# start of Provided passage
Housing Benefit and Housing Income

Because it is households that live in houses or flats, and housing costs are normally met by a single member of the household, the household is the claimant unit for the UK’s existing Housing Benefit. Because housing costs can vary considerably within the same area, calculations of the UK’s existing Housing Benefit take into account the actual cost of a household’s housing (up to a ceiling). And because a large proportion of the population can afford their housing costs, even in expensive housing areas, the UK’s existing Housing Benefit is means-tested. But are these three characteristics of the UK’s Housing Benefit necessary ones?

  1. Housing Benefit calculations are complex enough without separate calculations having to be made for each member of a household on the basis of the housing costs of the household as a whole, so for the foreseeable future Housing Benefit will retain the household as its claimant unit. But if we moved to a Housing Income that was not means-tested and was related to the average cost of housing in an area then payment to individuals would be far more of an administrative possibility.
  2. It is difficult to see how a Housing Benefit that lost its connection with actual housing costs could be afforded, as it would need to provide sufficient money to enable a low-earning household in London to afford London prices. It would need to provide the same amount for people living in Stanley, County Durham, where the cost of a house can be one tenth of the London price. Low-earning families in Stanley would then be income rich in relation to families in London. However, if every individual were to be paid a Housing Income related to the area’s average housing costs, then, if their Housing Income was not enough to pay their current housing costs, they would have a number of options. They could move to cheaper accommodation; or they could seek additional earned income, in the knowledge that neither their Citizen’s Basic Income nor their Housing Income would be withdrawn, so they would have a predictable increased net income out of which to pay their housing costs. Or they could choose to live in a larger household and reap the benefits of the economies of scale that that would bring, in the knowledge that their Housing Income would not be reduced on account of their household structure having changed.
# end of Provided passage
# start of Excerpted records
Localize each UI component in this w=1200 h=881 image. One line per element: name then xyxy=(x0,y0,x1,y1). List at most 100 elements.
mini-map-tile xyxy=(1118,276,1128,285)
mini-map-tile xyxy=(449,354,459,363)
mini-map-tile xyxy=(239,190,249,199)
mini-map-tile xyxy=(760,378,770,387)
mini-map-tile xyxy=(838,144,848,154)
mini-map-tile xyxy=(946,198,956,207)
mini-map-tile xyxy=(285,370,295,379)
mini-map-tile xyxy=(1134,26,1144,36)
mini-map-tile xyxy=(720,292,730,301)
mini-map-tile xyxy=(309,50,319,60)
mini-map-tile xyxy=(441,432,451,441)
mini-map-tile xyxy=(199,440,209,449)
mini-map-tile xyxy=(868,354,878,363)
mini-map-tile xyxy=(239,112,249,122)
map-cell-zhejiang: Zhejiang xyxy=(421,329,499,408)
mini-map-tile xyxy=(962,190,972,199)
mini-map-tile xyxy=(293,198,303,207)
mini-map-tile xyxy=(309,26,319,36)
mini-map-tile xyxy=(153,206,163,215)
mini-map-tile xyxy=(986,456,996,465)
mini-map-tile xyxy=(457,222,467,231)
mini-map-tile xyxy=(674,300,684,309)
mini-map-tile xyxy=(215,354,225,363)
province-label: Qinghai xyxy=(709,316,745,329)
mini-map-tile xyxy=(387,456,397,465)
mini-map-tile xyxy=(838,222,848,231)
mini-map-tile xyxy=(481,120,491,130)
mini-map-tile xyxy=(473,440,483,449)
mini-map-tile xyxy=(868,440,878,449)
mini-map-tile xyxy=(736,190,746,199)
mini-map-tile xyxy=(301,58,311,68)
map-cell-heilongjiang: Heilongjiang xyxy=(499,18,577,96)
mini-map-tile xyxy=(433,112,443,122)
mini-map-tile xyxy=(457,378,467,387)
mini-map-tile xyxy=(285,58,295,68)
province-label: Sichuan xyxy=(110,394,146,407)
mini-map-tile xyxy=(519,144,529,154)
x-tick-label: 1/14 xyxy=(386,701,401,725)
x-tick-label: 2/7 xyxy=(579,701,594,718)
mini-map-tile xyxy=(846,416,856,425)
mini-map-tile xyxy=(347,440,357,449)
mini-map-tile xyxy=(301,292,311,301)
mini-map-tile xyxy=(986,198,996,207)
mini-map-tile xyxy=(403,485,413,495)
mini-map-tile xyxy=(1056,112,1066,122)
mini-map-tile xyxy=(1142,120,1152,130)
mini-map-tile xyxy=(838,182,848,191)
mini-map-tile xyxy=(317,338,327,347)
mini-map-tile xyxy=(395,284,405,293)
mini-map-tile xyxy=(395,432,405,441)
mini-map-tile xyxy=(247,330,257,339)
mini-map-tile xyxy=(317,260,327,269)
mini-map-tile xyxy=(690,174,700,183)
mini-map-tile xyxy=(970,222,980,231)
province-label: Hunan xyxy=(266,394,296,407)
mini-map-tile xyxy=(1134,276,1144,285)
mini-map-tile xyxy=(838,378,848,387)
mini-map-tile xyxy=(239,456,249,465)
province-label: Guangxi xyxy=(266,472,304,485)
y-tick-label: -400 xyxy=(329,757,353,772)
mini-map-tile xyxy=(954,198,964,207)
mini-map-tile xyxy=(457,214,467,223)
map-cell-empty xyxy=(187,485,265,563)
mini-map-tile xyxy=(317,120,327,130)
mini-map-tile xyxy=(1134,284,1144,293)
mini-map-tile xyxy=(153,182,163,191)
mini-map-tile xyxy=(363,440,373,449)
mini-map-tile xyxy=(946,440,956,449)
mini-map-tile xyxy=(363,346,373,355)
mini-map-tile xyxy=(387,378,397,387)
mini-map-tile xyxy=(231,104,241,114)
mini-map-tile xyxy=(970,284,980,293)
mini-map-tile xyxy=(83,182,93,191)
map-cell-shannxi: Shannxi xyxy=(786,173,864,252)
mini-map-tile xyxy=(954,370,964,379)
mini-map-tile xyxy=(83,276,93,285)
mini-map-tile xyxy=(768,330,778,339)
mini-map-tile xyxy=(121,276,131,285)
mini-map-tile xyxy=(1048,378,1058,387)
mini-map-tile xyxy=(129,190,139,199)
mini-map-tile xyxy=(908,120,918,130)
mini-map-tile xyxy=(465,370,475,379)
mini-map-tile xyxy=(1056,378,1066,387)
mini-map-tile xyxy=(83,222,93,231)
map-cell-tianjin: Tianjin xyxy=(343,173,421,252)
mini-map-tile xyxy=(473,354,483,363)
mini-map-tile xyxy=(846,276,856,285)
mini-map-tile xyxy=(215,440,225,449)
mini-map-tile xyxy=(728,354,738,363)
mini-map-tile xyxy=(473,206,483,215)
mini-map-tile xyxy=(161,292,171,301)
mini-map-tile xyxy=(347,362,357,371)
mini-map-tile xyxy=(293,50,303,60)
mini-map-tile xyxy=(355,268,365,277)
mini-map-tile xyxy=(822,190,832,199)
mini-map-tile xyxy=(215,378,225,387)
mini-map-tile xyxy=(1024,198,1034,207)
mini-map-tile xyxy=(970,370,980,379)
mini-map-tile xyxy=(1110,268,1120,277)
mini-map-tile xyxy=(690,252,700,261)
# end of Excerpted records
■ Required work:
1 > From the housing benefit text, list the three characteristics of the UK's existing Housing Benefit that the text questions.
2 > In the housing benefit text, which place is given as an example where the cost of a house can be one tenth of the London price?
3 > In the housing benefit text, rewrite everything from "Because it is" down to "Benefit necessary ones?", putting "limit" in place of "ceiling".

■ Solutions to the problems:
1 >
- The household is the claimant unit.
- Calculations take into account the actual cost of a household's housing, up to a ceiling.
- It is means-tested.

2 > Stanley, County Durham.

3 >
Because it is households that live in houses or flats, and housing costs are normally met by a single member of the household, the household is the claimant unit for the UK’s existing Housing Benefit. Because housing costs can vary considerably within the same area, calculations of the UK’s existing Housing Benefit take into account the actual cost of a household’s housing (up to a limit). And because a large proportion of the population can afford their housing costs, even in expensive housing areas, the UK’s existing Housing Benefit is means-tested. But are these three characteristics of the UK’s Housing Benefit necessary ones?